== What is required ==
Send each entry back exactly as given, pictures excluded.
Start
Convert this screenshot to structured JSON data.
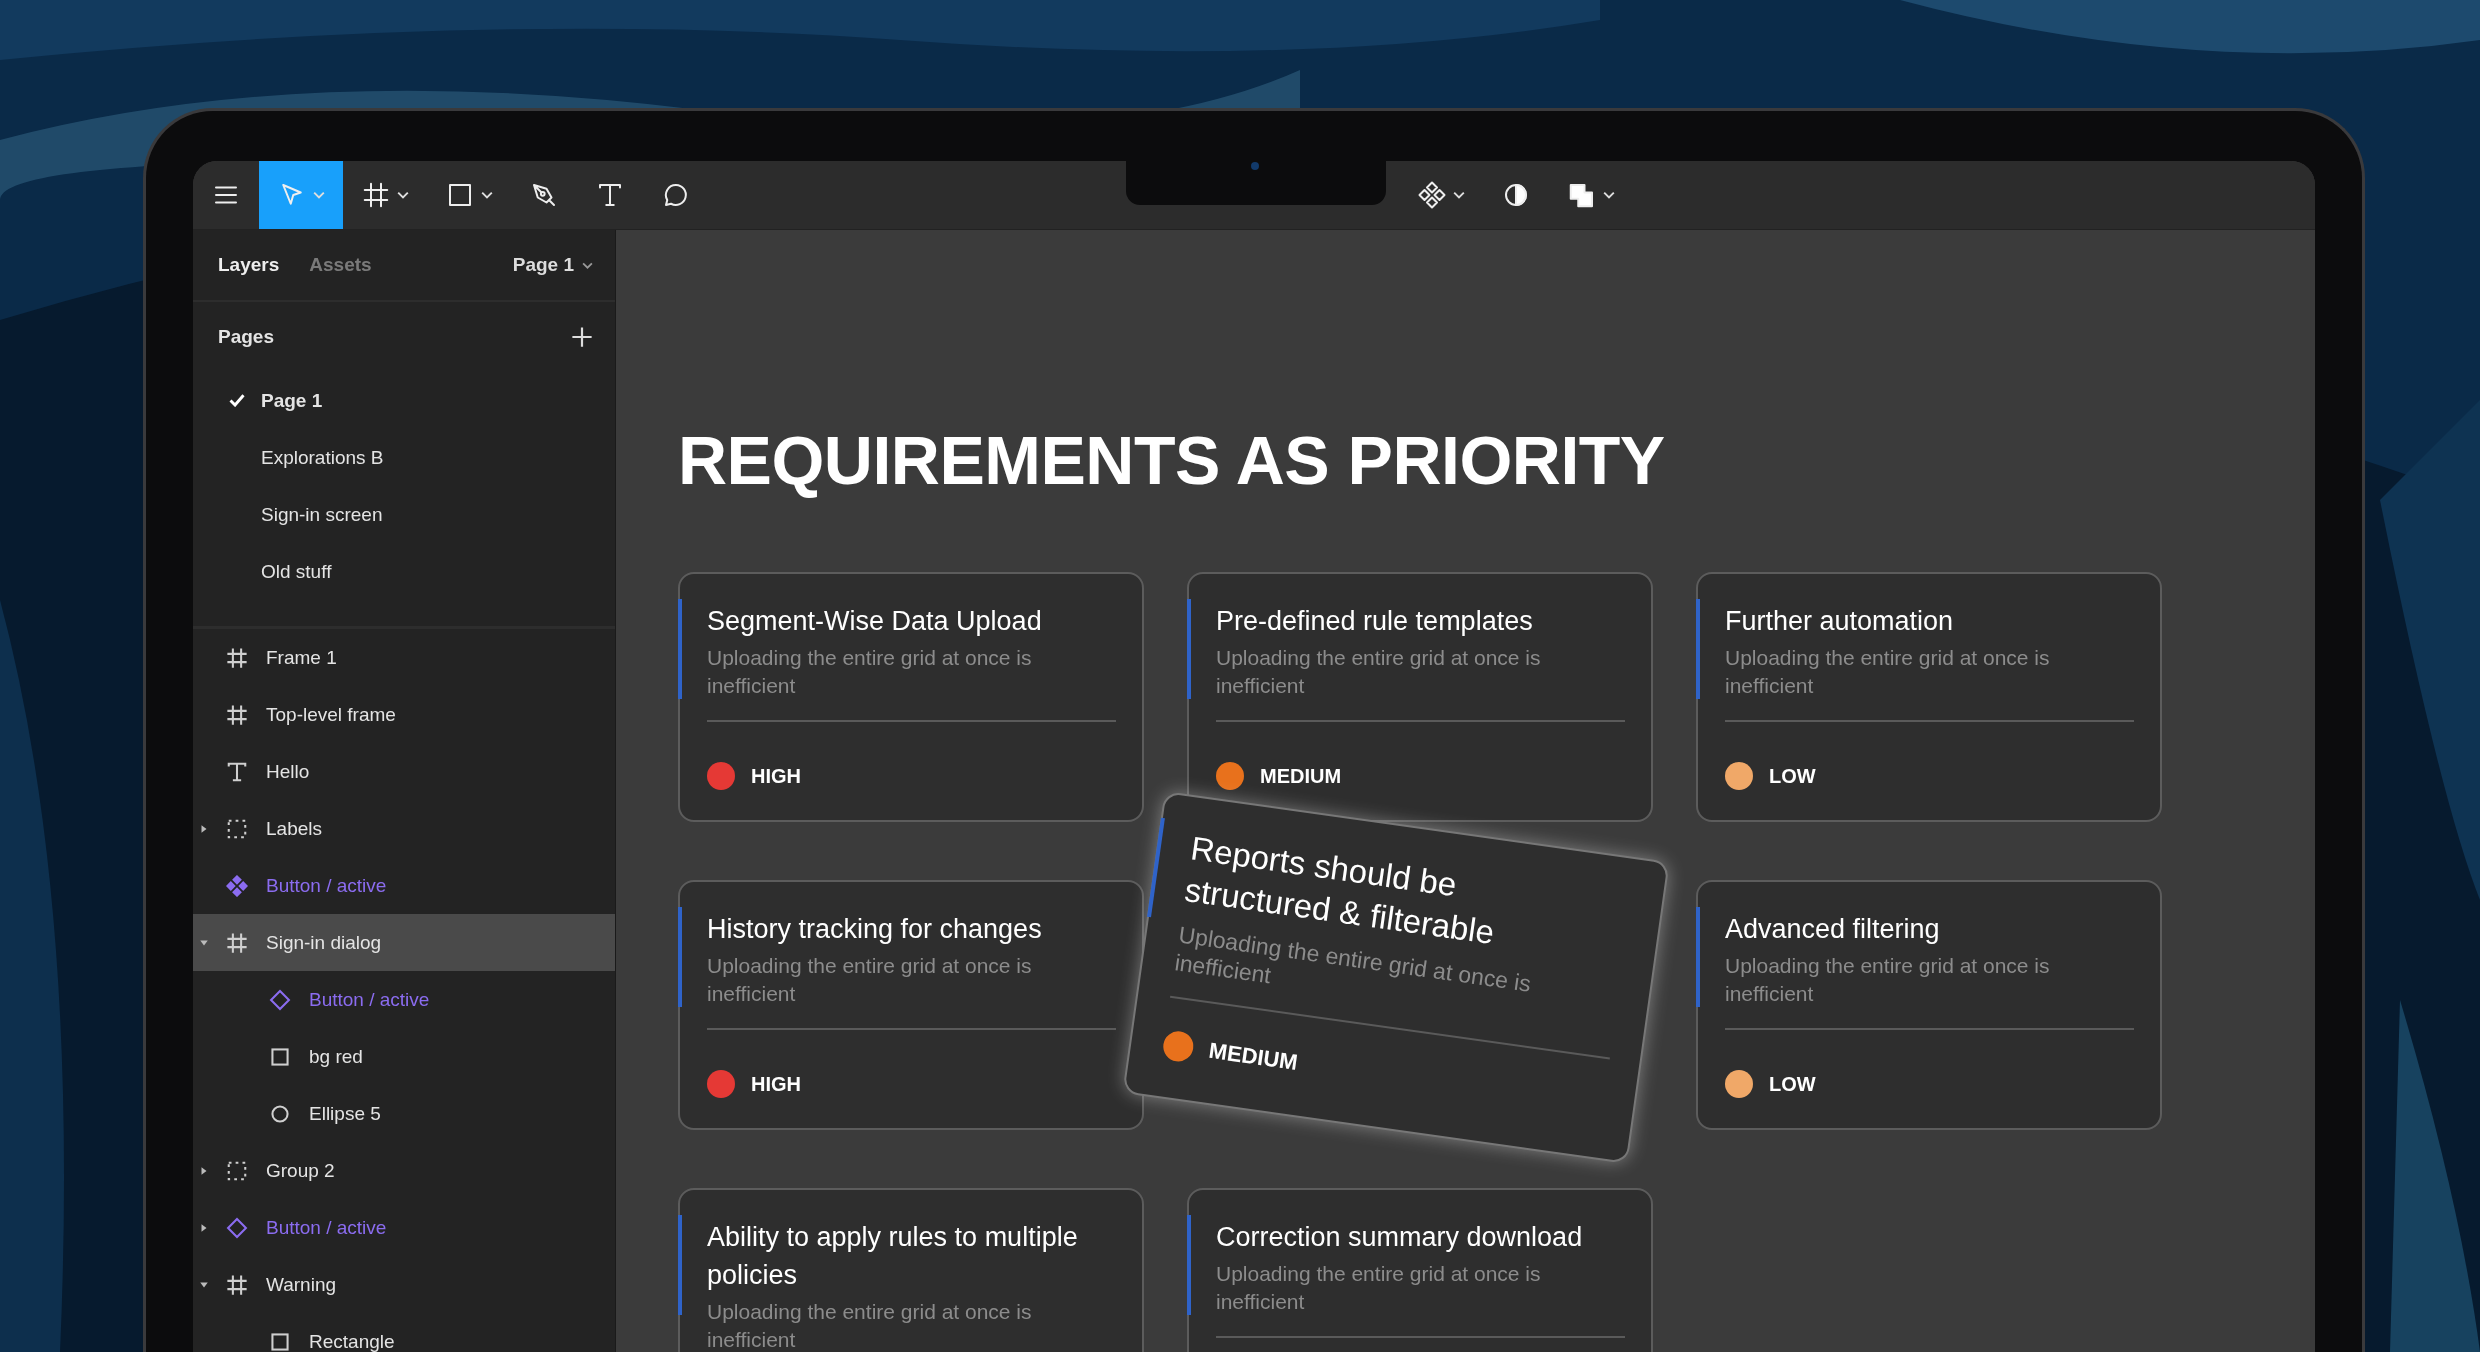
{
  "toolbar": {
    "tools": [
      {
        "kind": "menu",
        "selected": false,
        "dropdown": false
      },
      {
        "kind": "move",
        "selected": true,
        "dropdown": true
      },
      {
        "kind": "frame",
        "selected": false,
        "dropdown": true
      },
      {
        "kind": "shape",
        "selected": false,
        "dropdown": true
      },
      {
        "kind": "pen",
        "selected": false,
        "dropdown": false
      },
      {
        "kind": "text",
        "selected": false,
        "dropdown": false
      },
      {
        "kind": "comment",
        "selected": false,
        "dropdown": false
      }
    ],
    "right_tools": [
      {
        "kind": "component",
        "selected": false,
        "dropdown": true
      },
      {
        "kind": "contrast",
        "selected": false,
        "dropdown": false
      },
      {
        "kind": "boolean",
        "selected": false,
        "dropdown": true
      }
    ]
  },
  "sidebar": {
    "tabs": [
      {
        "label": "Layers",
        "selected": true
      },
      {
        "label": "Assets",
        "selected": false
      }
    ],
    "page_menu": "Page 1",
    "pages_title": "Pages",
    "pages": [
      {
        "label": "Page 1",
        "selected": true
      },
      {
        "label": "Explorations B",
        "selected": false
      },
      {
        "label": "Sign-in screen",
        "selected": false
      },
      {
        "label": "Old stuff",
        "selected": false
      }
    ],
    "layers": [
      {
        "kind": "frame",
        "label": "Frame 1",
        "selected": false
      },
      {
        "kind": "frame",
        "label": "Top-level frame",
        "selected": false
      },
      {
        "kind": "text",
        "label": "Hello",
        "selected": false
      },
      {
        "kind": "group",
        "label": "Labels",
        "selected": false,
        "expanded": false
      },
      {
        "kind": "component",
        "label": "Button / active",
        "selected": false
      },
      {
        "kind": "frame",
        "label": "Sign-in dialog",
        "selected": true,
        "expanded": true,
        "children": [
          {
            "kind": "instance",
            "label": "Button / active",
            "selected": false
          },
          {
            "kind": "rect",
            "label": "bg red",
            "selected": false
          },
          {
            "kind": "ellipse",
            "label": "Ellipse 5",
            "selected": false
          }
        ]
      },
      {
        "kind": "group",
        "label": "Group 2",
        "selected": false,
        "expanded": false
      },
      {
        "kind": "instance",
        "label": "Button / active",
        "selected": false,
        "expanded": false
      },
      {
        "kind": "frame",
        "label": "Warning",
        "selected": false,
        "expanded": true,
        "children": [
          {
            "kind": "rect",
            "label": "Rectangle",
            "selected": false
          }
        ]
      }
    ]
  },
  "canvas": {
    "title": "REQUIREMENTS AS PRIORITY",
    "cards": [
      {
        "kind": "card",
        "title": "Segment-Wise Data Upload",
        "description": "Uploading the entire grid at once is inefficient",
        "priority": "HIGH",
        "color": "#e53935"
      },
      {
        "kind": "card",
        "title": "Pre-defined rule templates",
        "description": "Uploading the entire grid at once is inefficient",
        "priority": "MEDIUM",
        "color": "#e8711c"
      },
      {
        "kind": "card",
        "title": "Further automation",
        "description": "Uploading the entire grid at once is inefficient",
        "priority": "LOW",
        "color": "#f0a868"
      },
      {
        "kind": "card",
        "title": "History tracking for changes",
        "description": "Uploading the entire grid at once is inefficient",
        "priority": "HIGH",
        "color": "#e53935"
      },
      {
        "kind": "dragged",
        "title": "Reports should be structured & filterable",
        "description": "Uploading the entire grid at once is inefficient",
        "priority": "MEDIUM",
        "color": "#e8711c"
      },
      {
        "kind": "card",
        "title": "Advanced filtering",
        "description": "Uploading the entire grid at once is inefficient",
        "priority": "LOW",
        "color": "#f0a868"
      },
      {
        "kind": "card",
        "title": "Ability to apply rules to multiple policies",
        "description": "Uploading the entire grid at once is inefficient"
      },
      {
        "kind": "card",
        "title": "Correction summary download",
        "description": "Uploading the entire grid at once is inefficient"
      }
    ]
  }
}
End
== Solution to the exercise ==
Convert this screenshot to structured JSON data.
{
  "toolbar": {
    "tools": [
      {
        "kind": "menu",
        "selected": false,
        "dropdown": false
      },
      {
        "kind": "move",
        "selected": true,
        "dropdown": true
      },
      {
        "kind": "frame",
        "selected": false,
        "dropdown": true
      },
      {
        "kind": "shape",
        "selected": false,
        "dropdown": true
      },
      {
        "kind": "pen",
        "selected": false,
        "dropdown": false
      },
      {
        "kind": "text",
        "selected": false,
        "dropdown": false
      },
      {
        "kind": "comment",
        "selected": false,
        "dropdown": false
      }
    ],
    "right_tools": [
      {
        "kind": "component",
        "selected": false,
        "dropdown": true
      },
      {
        "kind": "contrast",
        "selected": false,
        "dropdown": false
      },
      {
        "kind": "boolean",
        "selected": false,
        "dropdown": true
      }
    ]
  },
  "sidebar": {
    "tabs": [
      {
        "label": "Layers",
        "selected": true
      },
      {
        "label": "Assets",
        "selected": false
      }
    ],
    "page_menu": "Page 1",
    "pages_title": "Pages",
    "pages": [
      {
        "label": "Page 1",
        "selected": true
      },
      {
        "label": "Explorations B",
        "selected": false
      },
      {
        "label": "Sign-in screen",
        "selected": false
      },
      {
        "label": "Old stuff",
        "selected": false
      }
    ],
    "layers": [
      {
        "kind": "frame",
        "label": "Frame 1",
        "selected": false
      },
      {
        "kind": "frame",
        "label": "Top-level frame",
        "selected": false
      },
      {
        "kind": "text",
        "label": "Hello",
        "selected": false
      },
      {
        "kind": "group",
        "label": "Labels",
        "selected": false,
        "expanded": false
      },
      {
        "kind": "component",
        "label": "Button / active",
        "selected": false
      },
      {
        "kind": "frame",
        "label": "Sign-in dialog",
        "selected": true,
        "expanded": true,
        "children": [
          {
            "kind": "instance",
            "label": "Button / active",
            "selected": false
          },
          {
            "kind": "rect",
            "label": "bg red",
            "selected": false
          },
          {
            "kind": "ellipse",
            "label": "Ellipse 5",
            "selected": false
          }
        ]
      },
      {
        "kind": "group",
        "label": "Group 2",
        "selected": false,
        "expanded": false
      },
      {
        "kind": "instance",
        "label": "Button / active",
        "selected": false,
        "expanded": false
      },
      {
        "kind": "frame",
        "label": "Warning",
        "selected": false,
        "expanded": true,
        "children": [
          {
            "kind": "rect",
            "label": "Rectangle",
            "selected": false
          }
        ]
      }
    ]
  },
  "canvas": {
    "title": "REQUIREMENTS AS PRIORITY",
    "cards": [
      {
        "kind": "card",
        "title": "Segment-Wise Data Upload",
        "description": "Uploading the entire grid at once is inefficient",
        "priority": "HIGH",
        "color": "#e53935"
      },
      {
        "kind": "card",
        "title": "Pre-defined rule templates",
        "description": "Uploading the entire grid at once is inefficient",
        "priority": "MEDIUM",
        "color": "#e8711c"
      },
      {
        "kind": "card",
        "title": "Further automation",
        "description": "Uploading the entire grid at once is inefficient",
        "priority": "LOW",
        "color": "#f0a868"
      },
      {
        "kind": "card",
        "title": "History tracking for changes",
        "description": "Uploading the entire grid at once is inefficient",
        "priority": "HIGH",
        "color": "#e53935"
      },
      {
        "kind": "dragged",
        "title": "Reports should be structured & filterable",
        "description": "Uploading the entire grid at once is inefficient",
        "priority": "MEDIUM",
        "color": "#e8711c"
      },
      {
        "kind": "card",
        "title": "Advanced filtering",
        "description": "Uploading the entire grid at once is inefficient",
        "priority": "LOW",
        "color": "#f0a868"
      },
      {
        "kind": "card",
        "title": "Ability to apply rules to multiple policies",
        "description": "Uploading the entire grid at once is inefficient"
      },
      {
        "kind": "card",
        "title": "Correction summary download",
        "description": "Uploading the entire grid at once is inefficient"
      }
    ]
  }
}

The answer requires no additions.